*** Records provided ***

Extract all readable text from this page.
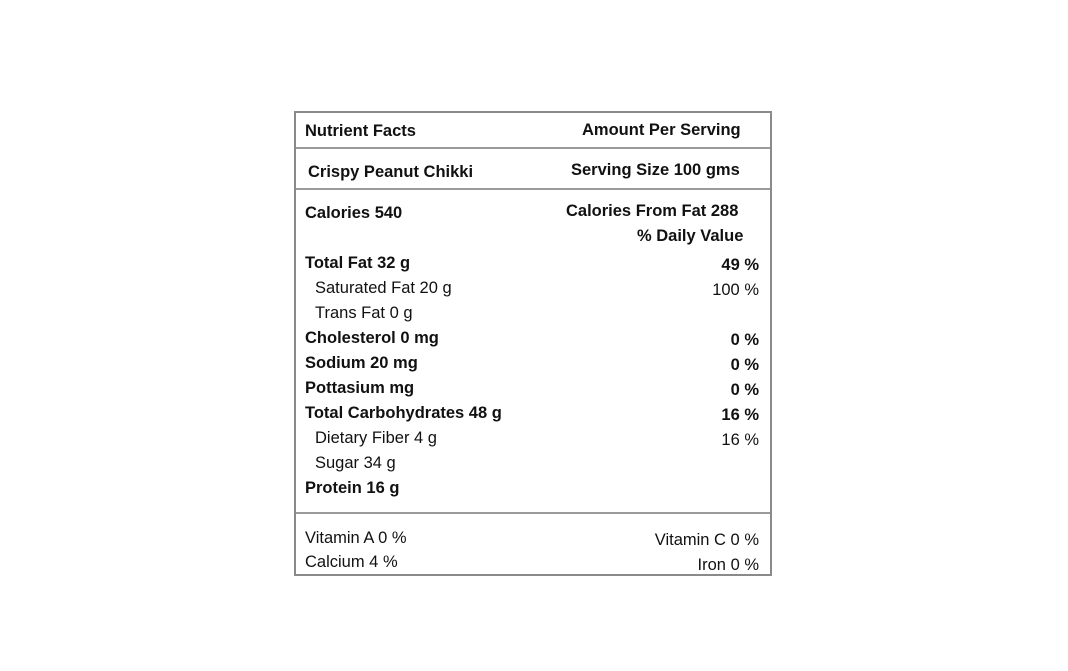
Nutrient Facts	Amount Per Serving
Crispy Peanut Chikki	Serving Size 100 gms
Calories 540	Calories From Fat 288
% Daily Value
Total Fat 32 g	49 %
Saturated Fat 20 g	100 %
Trans Fat 0 g
Cholesterol 0 mg	0 %
Sodium 20 mg	0 %
Pottasium mg	0 %
Total Carbohydrates 48 g	16 %
Dietary Fiber 4 g	16 %
Sugar 34 g
Protein 16 g
Vitamin A 0 %	Vitamin C 0 %
Calcium 4 %	Iron 0 %
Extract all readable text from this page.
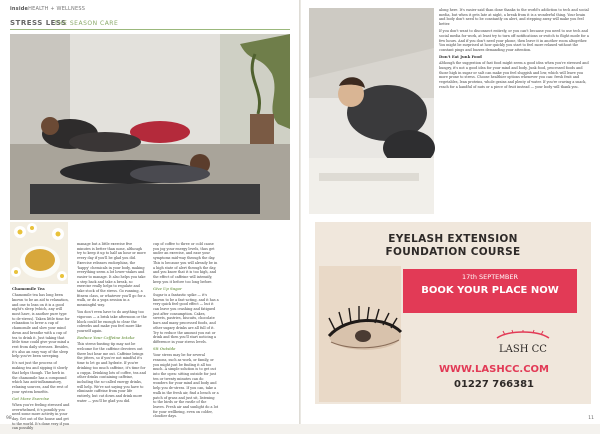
insideHEALTH + WELLNESS
STRESS LESS
THE SEASON CARE

Chamomile Tea

Chamomile tea has long been known to be an aid to relaxation, and one to lean on it is a good night's sleep (which, any will most have, is another pure type to de-stress). Taken little time for relaxation to brew a cup of chamomile and slow your mind down and breathe with a cup of tea to drink it. Just taking that little time could give your mind a rest from daily stresses. Besides, it's also an easy way of the sleep help you've been sweeping.

It's not just the process of making tea and sipping it slowly that helps though. The herb in the chamomile has a compound which has anti-inflammatory, relaxing sources, and the rest of your system benefits.

Get More Exercise

When you're feeling stressed and overwhelmed, it's possibly you need some more activity in your day. Get out of the house and get to the world. It's done very if you can possibly

manage but a little exercise five minutes is better than none, although try to keep it up to half an hour or more every day if you'll be glad you did. Exercise releases endorphins, the 'happy' chemicals in your body, making everything seem a lot lower-stakes and easier to manage. It also helps you take a step back and take a break, so exercise really helps to regulate and take stock of the stress. Go running, a fitness class, or whatever you'll go for a walk, or do a yoga session in a meaningful way.

You don't even have to do anything too vigorous — a brisk take afternoon or the block could be enough to clear the cobwebs and make you feel more like yourself again.

Reduce Your Caffeine Intake

This stress-busting tip may not be welcome for the caffeine devotees out there but hear me out. Caffeine brings the jitters, so if you're not mindful it's time to let go and hydrate. If you're drinking too much caffeine, it's time for a cuppa. Drinking lots of coffee, tea and other drinks containing caffeine, including the so-called energy drinks, will help. We're not saying you have to eliminate caffeine from your life entirely, but cut down and drink more water — you'll be glad you did.

cup of coffee to three or cold cause you jog your energy levels, thus get under an exercise, and ease your symptoms mid-way through the day. This is because you will already be in a high state of alert through the day, and you know that it is too high, and the effect of caffeine will intensify, keep you it before too long before.

Give Up Sugar

Sugar is a fantastic spike — it's known to be a fast-acting, and it has a very quick feel-good effect — but it can leave you crashing and fatigued just after consumption. Cakes, sweets, pastries, biscuits, chocolate bars and many processed foods, and other sugary drinks are all full of it. Try to reduce the amount you eat or drink and then you'll start noticing a difference in your stress levels.

Sit Outside

Your stress may be for several reasons, such as work, or family, or you might just be finding it all too much. A simple solution is to get out into the open: sitting outside for just ten or twenty minutes can do wonders for your mind and body and help you de-stress. If you can, take a walk in the fresh air, find a bench or a patch of grass and just sit, listening to the birds or the rustle of the leaves. Fresh air and sunlight do a lot for your wellbeing, even on colder, cloudier days.

98

along here. It's easier said than done thanks to the world's addiction to tech and social media, but when it gets late at night, a break from it is a wonderful thing. Your brain and body don't need to be constantly on alert, and stepping away will make you feel better.

If you don't want to disconnect entirely, or you can't because you need to use tech and social media for work, at least try to turn off notifications or switch to flight mode for a few hours. And if you don't need your phone, then leave it in another room altogether. You might be surprised at how quickly you start to feel more relaxed without the constant pings and buzzes demanding your attention.

Don't Eat Junk Food

Although the suggestion of fast food might seem a good idea when you're stressed and hungry, it's not a good idea for your mind and body. Junk food, processed foods and those high in sugar or salt can make you feel sluggish and low, which will leave you more prone to stress. Choose healthier options whenever you can: fresh fruit and vegetables, lean proteins, whole grains and plenty of water. If you're craving a snack, reach for a handful of nuts or a piece of fruit instead — your body will thank you.

EYELASH EXTENSION
FOUNDATION COURSE
17th SEPTEMBER
BOOK YOUR PLACE NOW
LASH CC
WWW.LASHCC.COM
01227 766381
11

*** End of Records provided ***

= Your task =
The answer must consist of every line above that contains the word "tech".

= Answer to this task =
along here. It's easier said than done thanks to the world's addiction to tech and social media, but when it gets late at night, a break from it is a wonderful thing. Your brain and body don't need to be constantly on alert, and stepping away will make you feel better.
If you don't want to disconnect entirely, or you can't because you need to use tech and social media for work, at least try to turn off notifications or switch to flight mode for a few hours. And if you don't need your phone, then leave it in another room altogether. You might be surprised at how quickly you start to feel more relaxed without the constant pings and buzzes demanding your attention.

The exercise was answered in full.